TASK REQUIREMENTS
Output the data below in full, character for character.

DATA FOR THIS TASK
------
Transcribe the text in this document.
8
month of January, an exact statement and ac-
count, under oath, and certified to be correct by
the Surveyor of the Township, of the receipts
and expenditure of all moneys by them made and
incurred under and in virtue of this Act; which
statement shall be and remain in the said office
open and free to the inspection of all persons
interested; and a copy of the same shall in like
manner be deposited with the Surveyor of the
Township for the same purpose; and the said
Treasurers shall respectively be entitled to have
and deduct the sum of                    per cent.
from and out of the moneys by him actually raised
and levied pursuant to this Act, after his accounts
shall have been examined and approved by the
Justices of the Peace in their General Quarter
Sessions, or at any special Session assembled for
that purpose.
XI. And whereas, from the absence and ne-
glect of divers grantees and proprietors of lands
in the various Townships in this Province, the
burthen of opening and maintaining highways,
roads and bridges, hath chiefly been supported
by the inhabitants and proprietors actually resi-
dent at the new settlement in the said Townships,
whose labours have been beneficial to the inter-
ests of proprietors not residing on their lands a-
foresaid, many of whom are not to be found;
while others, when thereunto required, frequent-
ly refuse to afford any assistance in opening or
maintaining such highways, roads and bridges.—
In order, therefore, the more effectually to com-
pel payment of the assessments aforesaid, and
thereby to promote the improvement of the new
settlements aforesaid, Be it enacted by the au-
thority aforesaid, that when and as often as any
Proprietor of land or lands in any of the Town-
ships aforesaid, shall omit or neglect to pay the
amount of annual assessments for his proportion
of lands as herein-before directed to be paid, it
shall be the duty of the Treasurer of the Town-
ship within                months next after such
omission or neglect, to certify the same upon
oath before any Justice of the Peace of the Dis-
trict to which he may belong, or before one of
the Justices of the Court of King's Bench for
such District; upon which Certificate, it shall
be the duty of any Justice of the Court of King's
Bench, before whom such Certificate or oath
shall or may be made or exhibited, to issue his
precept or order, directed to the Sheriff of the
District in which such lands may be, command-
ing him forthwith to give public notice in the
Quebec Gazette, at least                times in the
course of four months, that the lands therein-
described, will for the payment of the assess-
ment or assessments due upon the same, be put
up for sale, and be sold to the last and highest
------
SOLVED PROBLEM
Transcribe the text in this document.
8
month of January, an exact statement and ac-
count, under oath, and certified to be correct by
the Surveyor of the Township, of the receipts
and expenditure of all moneys by them made and
incurred under and in virtue of this Act; which
statement shall be and remain in the said office
open and free to the inspection of all persons
interested; and a copy of the same shall in like
manner be deposited with the Surveyor of the
Township for the same purpose; and the said
Treasurers shall respectively be entitled to have
and deduct the sum of                    per cent.
from and out of the moneys by him actually raised
and levied pursuant to this Act, after his accounts
shall have been examined and approved by the
Justices of the Peace in their General Quarter
Sessions, or at any special Session assembled for
that purpose.
XI. And whereas, from the absence and ne-
glect of divers grantees and proprietors of lands
in the various Townships in this Province, the
burthen of opening and maintaining highways,
roads and bridges, hath chiefly been supported
by the inhabitants and proprietors actually resi-
dent at the new settlement in the said Townships,
whose labours have been beneficial to the inter-
ests of proprietors not residing on their lands a-
foresaid, many of whom are not to be found;
while others, when thereunto required, frequent-
ly refuse to afford any assistance in opening or
maintaining such highways, roads and bridges.—
In order, therefore, the more effectually to com-
pel payment of the assessments aforesaid, and
thereby to promote the improvement of the new
settlements aforesaid, Be it enacted by the au-
thority aforesaid, that when and as often as any
Proprietor of land or lands in any of the Town-
ships aforesaid, shall omit or neglect to pay the
amount of annual assessments for his proportion
of lands as herein-before directed to be paid, it
shall be the duty of the Treasurer of the Town-
ship within                months next after such
omission or neglect, to certify the same upon
oath before any Justice of the Peace of the Dis-
trict to which he may belong, or before one of
the Justices of the Court of King's Bench for
such District; upon which Certificate, it shall
be the duty of any Justice of the Court of King's
Bench, before whom such Certificate or oath
shall or may be made or exhibited, to issue his
precept or order, directed to the Sheriff of the
District in which such lands may be, command-
ing him forthwith to give public notice in the
Quebec Gazette, at least                times in the
course of four months, that the lands therein-
described, will for the payment of the assess-
ment or assessments due upon the same, be put
up for sale, and be sold to the last and highest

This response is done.